--- Start DATASET ENTRIES ---
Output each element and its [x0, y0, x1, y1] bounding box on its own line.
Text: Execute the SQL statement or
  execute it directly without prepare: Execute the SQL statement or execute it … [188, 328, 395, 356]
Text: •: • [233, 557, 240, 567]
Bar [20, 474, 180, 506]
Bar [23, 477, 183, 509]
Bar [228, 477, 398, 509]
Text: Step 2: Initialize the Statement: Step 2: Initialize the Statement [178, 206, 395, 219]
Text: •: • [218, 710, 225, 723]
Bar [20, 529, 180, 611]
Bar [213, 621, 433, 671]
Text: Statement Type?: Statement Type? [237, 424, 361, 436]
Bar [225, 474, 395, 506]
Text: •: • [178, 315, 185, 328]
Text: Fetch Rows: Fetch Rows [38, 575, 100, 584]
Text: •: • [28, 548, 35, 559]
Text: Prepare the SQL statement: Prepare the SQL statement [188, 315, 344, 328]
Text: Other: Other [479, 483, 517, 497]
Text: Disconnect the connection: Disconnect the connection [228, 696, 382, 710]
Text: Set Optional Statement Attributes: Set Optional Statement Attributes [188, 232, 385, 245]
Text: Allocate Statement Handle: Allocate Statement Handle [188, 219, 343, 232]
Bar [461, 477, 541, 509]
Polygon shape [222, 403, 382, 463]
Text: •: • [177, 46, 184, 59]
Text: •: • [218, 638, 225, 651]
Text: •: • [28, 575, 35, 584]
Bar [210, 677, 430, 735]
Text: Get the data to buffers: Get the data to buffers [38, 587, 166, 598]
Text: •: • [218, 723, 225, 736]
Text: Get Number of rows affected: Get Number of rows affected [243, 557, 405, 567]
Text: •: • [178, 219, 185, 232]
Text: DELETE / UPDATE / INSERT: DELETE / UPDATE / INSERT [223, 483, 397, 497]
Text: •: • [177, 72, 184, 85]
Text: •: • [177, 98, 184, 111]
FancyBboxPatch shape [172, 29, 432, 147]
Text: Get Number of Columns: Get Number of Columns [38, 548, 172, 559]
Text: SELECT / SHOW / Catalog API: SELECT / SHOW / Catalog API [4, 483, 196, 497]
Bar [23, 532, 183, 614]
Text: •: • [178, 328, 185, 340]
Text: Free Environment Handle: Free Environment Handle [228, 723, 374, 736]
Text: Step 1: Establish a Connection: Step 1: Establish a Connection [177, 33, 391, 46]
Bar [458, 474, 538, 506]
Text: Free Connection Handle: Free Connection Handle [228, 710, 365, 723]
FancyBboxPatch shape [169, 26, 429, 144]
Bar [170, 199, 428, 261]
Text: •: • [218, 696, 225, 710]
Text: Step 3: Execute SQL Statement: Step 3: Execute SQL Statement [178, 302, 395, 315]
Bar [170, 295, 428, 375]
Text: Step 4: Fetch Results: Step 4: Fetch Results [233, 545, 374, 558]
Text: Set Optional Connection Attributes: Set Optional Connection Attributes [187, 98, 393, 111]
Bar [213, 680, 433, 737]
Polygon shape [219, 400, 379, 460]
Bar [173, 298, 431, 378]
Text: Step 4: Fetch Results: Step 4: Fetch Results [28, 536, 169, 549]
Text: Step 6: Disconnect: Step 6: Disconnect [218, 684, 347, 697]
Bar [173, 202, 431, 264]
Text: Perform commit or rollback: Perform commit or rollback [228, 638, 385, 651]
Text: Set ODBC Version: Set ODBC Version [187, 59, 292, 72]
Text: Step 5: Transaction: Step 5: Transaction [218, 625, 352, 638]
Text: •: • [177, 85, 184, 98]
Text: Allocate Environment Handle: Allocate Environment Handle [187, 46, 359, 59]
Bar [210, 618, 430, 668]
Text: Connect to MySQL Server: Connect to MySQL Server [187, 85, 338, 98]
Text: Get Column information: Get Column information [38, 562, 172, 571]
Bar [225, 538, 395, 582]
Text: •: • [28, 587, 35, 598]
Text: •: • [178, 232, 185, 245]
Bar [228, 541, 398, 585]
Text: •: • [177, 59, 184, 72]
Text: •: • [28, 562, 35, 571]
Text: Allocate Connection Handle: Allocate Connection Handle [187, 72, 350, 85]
--- End DATASET ENTRIES ---
WRITTEN EXERCISE: Copy every line of the records above, unchanged.

TASK SOLUTION:
Output each element and its [x0, y0, x1, y1] bounding box on its own line.
Text: Execute the SQL statement or
  execute it directly without prepare: Execute the SQL statement or execute it … [188, 328, 395, 356]
Text: •: • [233, 557, 240, 567]
Bar [20, 474, 180, 506]
Bar [23, 477, 183, 509]
Bar [228, 477, 398, 509]
Text: Step 2: Initialize the Statement: Step 2: Initialize the Statement [178, 206, 395, 219]
Text: •: • [218, 710, 225, 723]
Bar [20, 529, 180, 611]
Bar [213, 621, 433, 671]
Text: Statement Type?: Statement Type? [237, 424, 361, 436]
Bar [225, 474, 395, 506]
Text: •: • [178, 315, 185, 328]
Text: Fetch Rows: Fetch Rows [38, 575, 100, 584]
Text: •: • [28, 548, 35, 559]
Text: Prepare the SQL statement: Prepare the SQL statement [188, 315, 344, 328]
Text: Other: Other [479, 483, 517, 497]
Text: Disconnect the connection: Disconnect the connection [228, 696, 382, 710]
Text: Set Optional Statement Attributes: Set Optional Statement Attributes [188, 232, 385, 245]
Text: Allocate Statement Handle: Allocate Statement Handle [188, 219, 343, 232]
Bar [461, 477, 541, 509]
Polygon shape [222, 403, 382, 463]
Text: •: • [177, 46, 184, 59]
Text: •: • [218, 638, 225, 651]
Text: •: • [28, 575, 35, 584]
Bar [210, 677, 430, 735]
Text: Get the data to buffers: Get the data to buffers [38, 587, 166, 598]
Text: •: • [218, 723, 225, 736]
Text: Get Number of rows affected: Get Number of rows affected [243, 557, 405, 567]
Text: •: • [178, 219, 185, 232]
Text: DELETE / UPDATE / INSERT: DELETE / UPDATE / INSERT [223, 483, 397, 497]
Text: •: • [177, 72, 184, 85]
Text: •: • [177, 98, 184, 111]
FancyBboxPatch shape [172, 29, 432, 147]
Text: Get Number of Columns: Get Number of Columns [38, 548, 172, 559]
Text: SELECT / SHOW / Catalog API: SELECT / SHOW / Catalog API [4, 483, 196, 497]
Bar [23, 532, 183, 614]
Text: •: • [178, 328, 185, 340]
Text: Free Environment Handle: Free Environment Handle [228, 723, 374, 736]
Text: Step 1: Establish a Connection: Step 1: Establish a Connection [177, 33, 391, 46]
Bar [458, 474, 538, 506]
Text: Free Connection Handle: Free Connection Handle [228, 710, 365, 723]
FancyBboxPatch shape [169, 26, 429, 144]
Bar [170, 199, 428, 261]
Text: •: • [218, 696, 225, 710]
Text: Step 3: Execute SQL Statement: Step 3: Execute SQL Statement [178, 302, 395, 315]
Bar [170, 295, 428, 375]
Text: Step 4: Fetch Results: Step 4: Fetch Results [233, 545, 374, 558]
Text: Set Optional Connection Attributes: Set Optional Connection Attributes [187, 98, 393, 111]
Bar [213, 680, 433, 737]
Polygon shape [219, 400, 379, 460]
Bar [173, 298, 431, 378]
Text: Step 4: Fetch Results: Step 4: Fetch Results [28, 536, 169, 549]
Text: Step 6: Disconnect: Step 6: Disconnect [218, 684, 347, 697]
Bar [173, 202, 431, 264]
Text: Perform commit or rollback: Perform commit or rollback [228, 638, 385, 651]
Text: Set ODBC Version: Set ODBC Version [187, 59, 292, 72]
Text: Step 5: Transaction: Step 5: Transaction [218, 625, 352, 638]
Text: •: • [177, 85, 184, 98]
Text: Allocate Environment Handle: Allocate Environment Handle [187, 46, 359, 59]
Bar [210, 618, 430, 668]
Text: Connect to MySQL Server: Connect to MySQL Server [187, 85, 338, 98]
Text: Get Column information: Get Column information [38, 562, 172, 571]
Bar [225, 538, 395, 582]
Text: •: • [28, 587, 35, 598]
Text: •: • [178, 232, 185, 245]
Bar [228, 541, 398, 585]
Text: •: • [177, 59, 184, 72]
Text: •: • [28, 562, 35, 571]
Text: Allocate Connection Handle: Allocate Connection Handle [187, 72, 350, 85]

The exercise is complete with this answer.